'''
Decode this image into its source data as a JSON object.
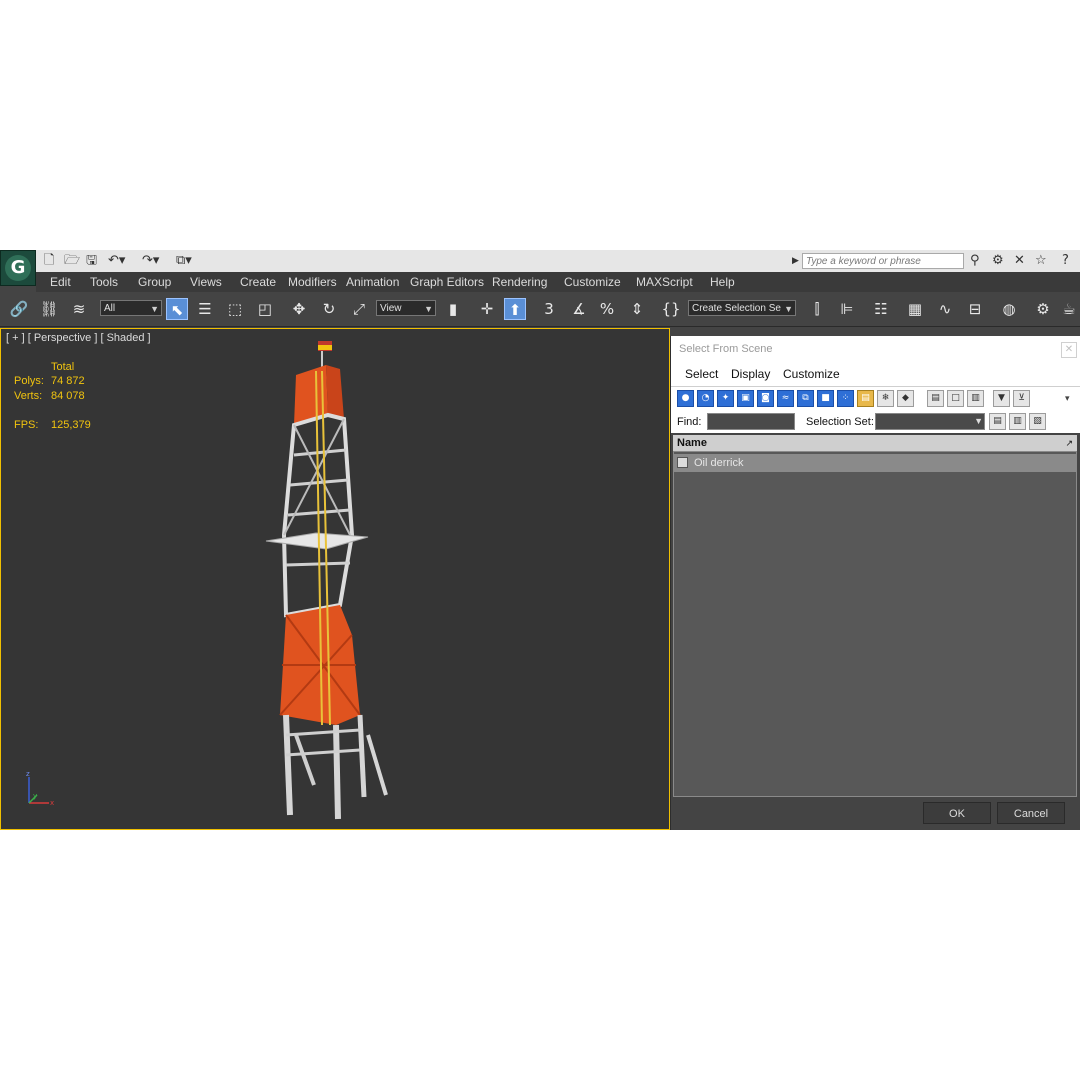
{
  "app": {
    "logo_letter": "G",
    "search_placeholder": "Type a keyword or phrase",
    "menu": [
      "Edit",
      "Tools",
      "Group",
      "Views",
      "Create",
      "Modifiers",
      "Animation",
      "Graph Editors",
      "Rendering",
      "Customize",
      "MAXScript",
      "Help"
    ]
  },
  "toolbar": {
    "selection_filter": "All",
    "ref_coord": "View",
    "snap_3": "3",
    "snap_pct": "%",
    "named_selection": "Create Selection Se"
  },
  "viewport": {
    "label": "[ + ] [ Perspective ] [ Shaded ]",
    "total_label": "Total",
    "polys_label": "Polys:",
    "polys_value": "74 872",
    "verts_label": "Verts:",
    "verts_value": "84 078",
    "fps_label": "FPS:",
    "fps_value": "125,379",
    "axis_z": "z",
    "axis_y": "y",
    "axis_x": "x"
  },
  "dialog": {
    "title": "Select From Scene",
    "menu": [
      "Select",
      "Display",
      "Customize"
    ],
    "find_label": "Find:",
    "selection_set_label": "Selection Set:",
    "column_name": "Name",
    "rows": [
      "Oil derrick"
    ],
    "ok_label": "OK",
    "cancel_label": "Cancel"
  },
  "colors": {
    "accent_blue": "#2e6fd6",
    "viewport_border": "#f0c000",
    "derrick_orange": "#e0531f",
    "stat_yellow": "#f1c40f"
  }
}
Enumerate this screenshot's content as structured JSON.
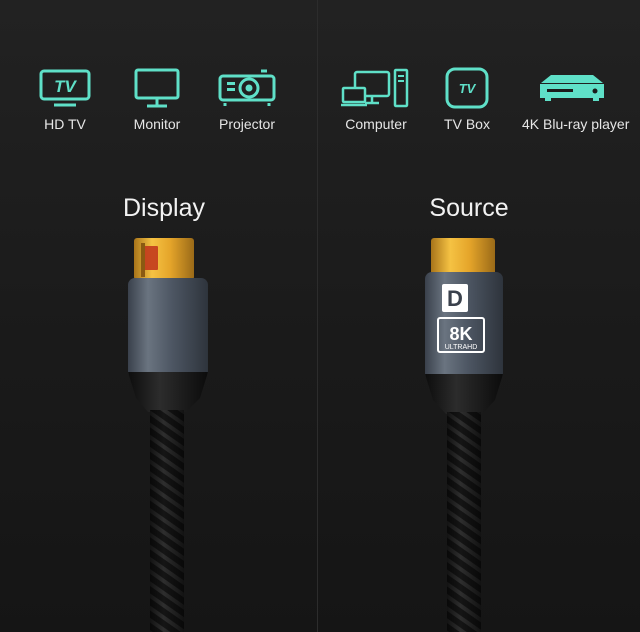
{
  "left": {
    "devices": [
      {
        "label": "HD TV",
        "icon": "tv-icon",
        "icon_text": "TV"
      },
      {
        "label": "Monitor",
        "icon": "monitor-icon"
      },
      {
        "label": "Projector",
        "icon": "projector-icon"
      }
    ],
    "heading": "Display"
  },
  "right": {
    "devices": [
      {
        "label": "Computer",
        "icon": "computer-icon"
      },
      {
        "label": "TV Box",
        "icon": "tv-box-icon",
        "icon_text": "TV"
      },
      {
        "label": "4K Blu-ray player",
        "icon": "blu-ray-player-icon"
      }
    ],
    "heading": "Source",
    "connector_badge": {
      "logo": "D",
      "big": "8K",
      "small": "ULTRAHD"
    }
  },
  "colors": {
    "icon": "#5fe0c8",
    "gold": "#e0a82a",
    "shell": "#4a5260",
    "background": "#1b1b1b"
  }
}
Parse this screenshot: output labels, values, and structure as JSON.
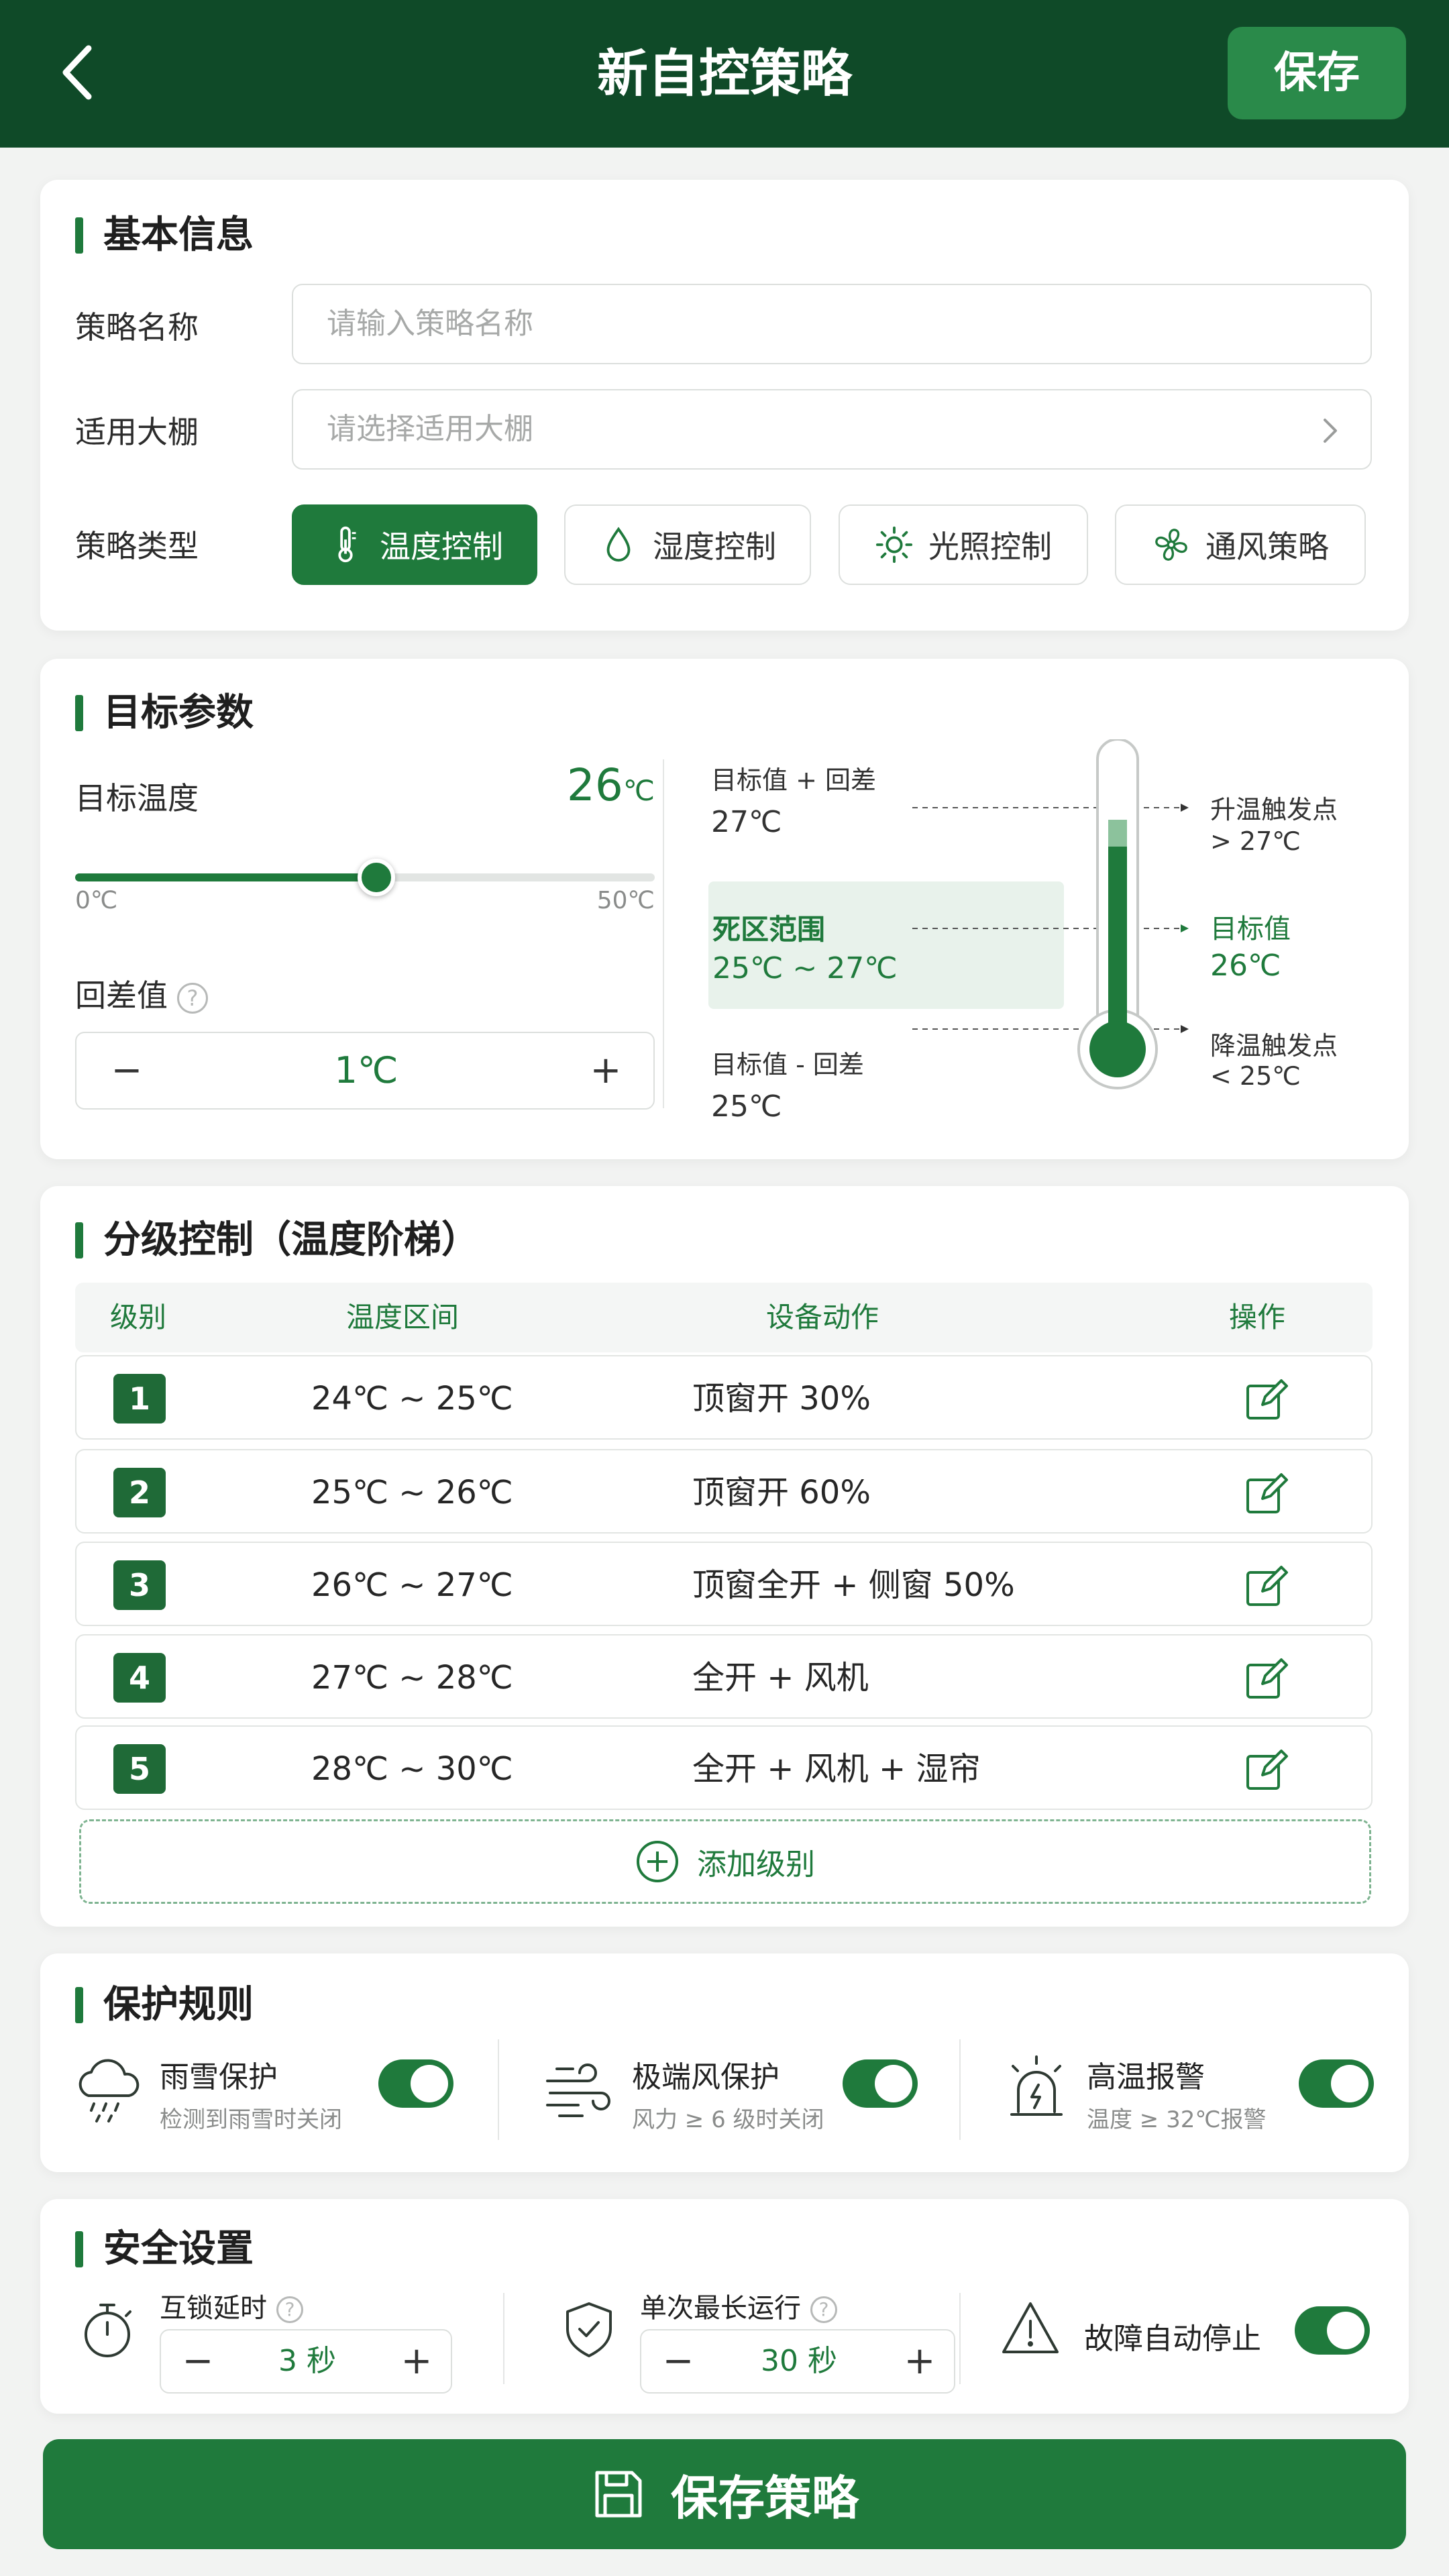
{
  "header": {
    "title": "新自控策略",
    "save_label": "保存"
  },
  "basic_info": {
    "title": "基本信息",
    "name_label": "策略名称",
    "name_placeholder": "请输入策略名称",
    "greenhouse_label": "适用大棚",
    "greenhouse_placeholder": "请选择适用大棚",
    "type_label": "策略类型",
    "types": [
      {
        "label": "温度控制",
        "icon": "thermometer-icon",
        "active": true
      },
      {
        "label": "湿度控制",
        "icon": "droplet-icon",
        "active": false
      },
      {
        "label": "光照控制",
        "icon": "sun-icon",
        "active": false
      },
      {
        "label": "通风策略",
        "icon": "fan-icon",
        "active": false
      }
    ]
  },
  "target": {
    "title": "目标参数",
    "temp_label": "目标温度",
    "temp_value": "26",
    "temp_unit": "℃",
    "slider_min": "0℃",
    "slider_max": "50℃",
    "slider_fraction": 0.52,
    "hysteresis_label": "回差值",
    "hysteresis_value": "1℃",
    "diagram": {
      "upper_label": "目标值 + 回差",
      "upper_value": "27℃",
      "dead_zone_label": "死区范围",
      "dead_zone_value": "25℃ ~ 27℃",
      "lower_label": "目标值 - 回差",
      "lower_value": "25℃",
      "heat_trigger_label": "升温触发点",
      "heat_trigger_value": "> 27℃",
      "target_label": "目标值",
      "target_value": "26℃",
      "cool_trigger_label": "降温触发点",
      "cool_trigger_value": "< 25℃"
    }
  },
  "graded": {
    "title": "分级控制（温度阶梯）",
    "columns": [
      "级别",
      "温度区间",
      "设备动作",
      "操作"
    ],
    "rows": [
      {
        "level": "1",
        "range": "24℃ ~ 25℃",
        "action": "顶窗开 30%"
      },
      {
        "level": "2",
        "range": "25℃ ~ 26℃",
        "action": "顶窗开 60%"
      },
      {
        "level": "3",
        "range": "26℃ ~ 27℃",
        "action": "顶窗全开 + 侧窗 50%"
      },
      {
        "level": "4",
        "range": "27℃ ~ 28℃",
        "action": "全开 + 风机"
      },
      {
        "level": "5",
        "range": "28℃ ~ 30℃",
        "action": "全开 + 风机 + 湿帘"
      }
    ],
    "add_label": "添加级别"
  },
  "protection": {
    "title": "保护规则",
    "rules": [
      {
        "title": "雨雪保护",
        "desc": "检测到雨雪时关闭",
        "icon": "rain-cloud-icon",
        "on": true
      },
      {
        "title": "极端风保护",
        "desc": "风力 ≥ 6 级时关闭",
        "icon": "wind-icon",
        "on": true
      },
      {
        "title": "高温报警",
        "desc": "温度 ≥ 32℃报警",
        "icon": "alarm-icon",
        "on": true
      }
    ]
  },
  "safety": {
    "title": "安全设置",
    "interlock_label": "互锁延时",
    "interlock_value": "3 秒",
    "max_run_label": "单次最长运行",
    "max_run_value": "30 秒",
    "fault_label": "故障自动停止",
    "fault_on": true
  },
  "footer": {
    "save_label": "保存策略"
  },
  "colors": {
    "primary": "#1f7a3c",
    "header": "#0f4a28"
  }
}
'''
## Stated problem
Make an exact copy of all the material, but keep the pictures out of it.

## Complete response
Decode this image into its source data as a JSON object.
{
  "app": {
    "logo_letter": "G",
    "search_placeholder": "Type a keyword or phrase",
    "menu": [
      "Edit",
      "Tools",
      "Group",
      "Views",
      "Create",
      "Modifiers",
      "Animation",
      "Graph Editors",
      "Rendering",
      "Customize",
      "MAXScript",
      "Help"
    ]
  },
  "toolbar": {
    "selection_filter": "All",
    "ref_coord": "View",
    "snap_3": "3",
    "snap_pct": "%",
    "named_selection": "Create Selection Se"
  },
  "viewport": {
    "label": "[ + ] [ Perspective ] [ Shaded ]",
    "total_label": "Total",
    "polys_label": "Polys:",
    "polys_value": "74 872",
    "verts_label": "Verts:",
    "verts_value": "84 078",
    "fps_label": "FPS:",
    "fps_value": "125,379",
    "axis_z": "z",
    "axis_y": "y",
    "axis_x": "x"
  },
  "dialog": {
    "title": "Select From Scene",
    "menu": [
      "Select",
      "Display",
      "Customize"
    ],
    "find_label": "Find:",
    "selection_set_label": "Selection Set:",
    "column_name": "Name",
    "rows": [
      "Oil derrick"
    ],
    "ok_label": "OK",
    "cancel_label": "Cancel"
  },
  "colors": {
    "accent_blue": "#2e6fd6",
    "viewport_border": "#f0c000",
    "derrick_orange": "#e0531f",
    "stat_yellow": "#f1c40f"
  }
}
Enumerate this screenshot's content as structured JSON.
{
  "left": {
    "devices": [
      {
        "label": "HD TV",
        "icon": "tv-icon",
        "icon_text": "TV"
      },
      {
        "label": "Monitor",
        "icon": "monitor-icon"
      },
      {
        "label": "Projector",
        "icon": "projector-icon"
      }
    ],
    "heading": "Display"
  },
  "right": {
    "devices": [
      {
        "label": "Computer",
        "icon": "computer-icon"
      },
      {
        "label": "TV Box",
        "icon": "tv-box-icon",
        "icon_text": "TV"
      },
      {
        "label": "4K Blu-ray player",
        "icon": "blu-ray-player-icon"
      }
    ],
    "heading": "Source",
    "connector_badge": {
      "logo": "D",
      "big": "8K",
      "small": "ULTRAHD"
    }
  },
  "colors": {
    "icon": "#5fe0c8",
    "gold": "#e0a82a",
    "shell": "#4a5260",
    "background": "#1b1b1b"
  }
}
Parse this screenshot: output labels, values, and structure as JSON.
{
  "header": {
    "title": "新自控策略",
    "save_label": "保存"
  },
  "basic_info": {
    "title": "基本信息",
    "name_label": "策略名称",
    "name_placeholder": "请输入策略名称",
    "greenhouse_label": "适用大棚",
    "greenhouse_placeholder": "请选择适用大棚",
    "type_label": "策略类型",
    "types": [
      {
        "label": "温度控制",
        "icon": "thermometer-icon",
        "active": true
      },
      {
        "label": "湿度控制",
        "icon": "droplet-icon",
        "active": false
      },
      {
        "label": "光照控制",
        "icon": "sun-icon",
        "active": false
      },
      {
        "label": "通风策略",
        "icon": "fan-icon",
        "active": false
      }
    ]
  },
  "target": {
    "title": "目标参数",
    "temp_label": "目标温度",
    "temp_value": "26",
    "temp_unit": "℃",
    "slider_min": "0℃",
    "slider_max": "50℃",
    "slider_fraction": 0.52,
    "hysteresis_label": "回差值",
    "hysteresis_value": "1℃",
    "diagram": {
      "upper_label": "目标值 + 回差",
      "upper_value": "27℃",
      "dead_zone_label": "死区范围",
      "dead_zone_value": "25℃ ~ 27℃",
      "lower_label": "目标值 - 回差",
      "lower_value": "25℃",
      "heat_trigger_label": "升温触发点",
      "heat_trigger_value": "> 27℃",
      "target_label": "目标值",
      "target_value": "26℃",
      "cool_trigger_label": "降温触发点",
      "cool_trigger_value": "< 25℃"
    }
  },
  "graded": {
    "title": "分级控制（温度阶梯）",
    "columns": [
      "级别",
      "温度区间",
      "设备动作",
      "操作"
    ],
    "rows": [
      {
        "level": "1",
        "range": "24℃ ~ 25℃",
        "action": "顶窗开 30%"
      },
      {
        "level": "2",
        "range": "25℃ ~ 26℃",
        "action": "顶窗开 60%"
      },
      {
        "level": "3",
        "range": "26℃ ~ 27℃",
        "action": "顶窗全开 + 侧窗 50%"
      },
      {
        "level": "4",
        "range": "27℃ ~ 28℃",
        "action": "全开 + 风机"
      },
      {
        "level": "5",
        "range": "28℃ ~ 30℃",
        "action": "全开 + 风机 + 湿帘"
      }
    ],
    "add_label": "添加级别"
  },
  "protection": {
    "title": "保护规则",
    "rules": [
      {
        "title": "雨雪保护",
        "desc": "检测到雨雪时关闭",
        "icon": "rain-cloud-icon",
        "on": true
      },
      {
        "title": "极端风保护",
        "desc": "风力 ≥ 6 级时关闭",
        "icon": "wind-icon",
        "on": true
      },
      {
        "title": "高温报警",
        "desc": "温度 ≥ 32℃报警",
        "icon": "alarm-icon",
        "on": true
      }
    ]
  },
  "safety": {
    "title": "安全设置",
    "interlock_label": "互锁延时",
    "interlock_value": "3 秒",
    "max_run_label": "单次最长运行",
    "max_run_value": "30 秒",
    "fault_label": "故障自动停止",
    "fault_on": true
  },
  "footer": {
    "save_label": "保存策略"
  },
  "colors": {
    "primary": "#1f7a3c",
    "header": "#0f4a28"
  }
}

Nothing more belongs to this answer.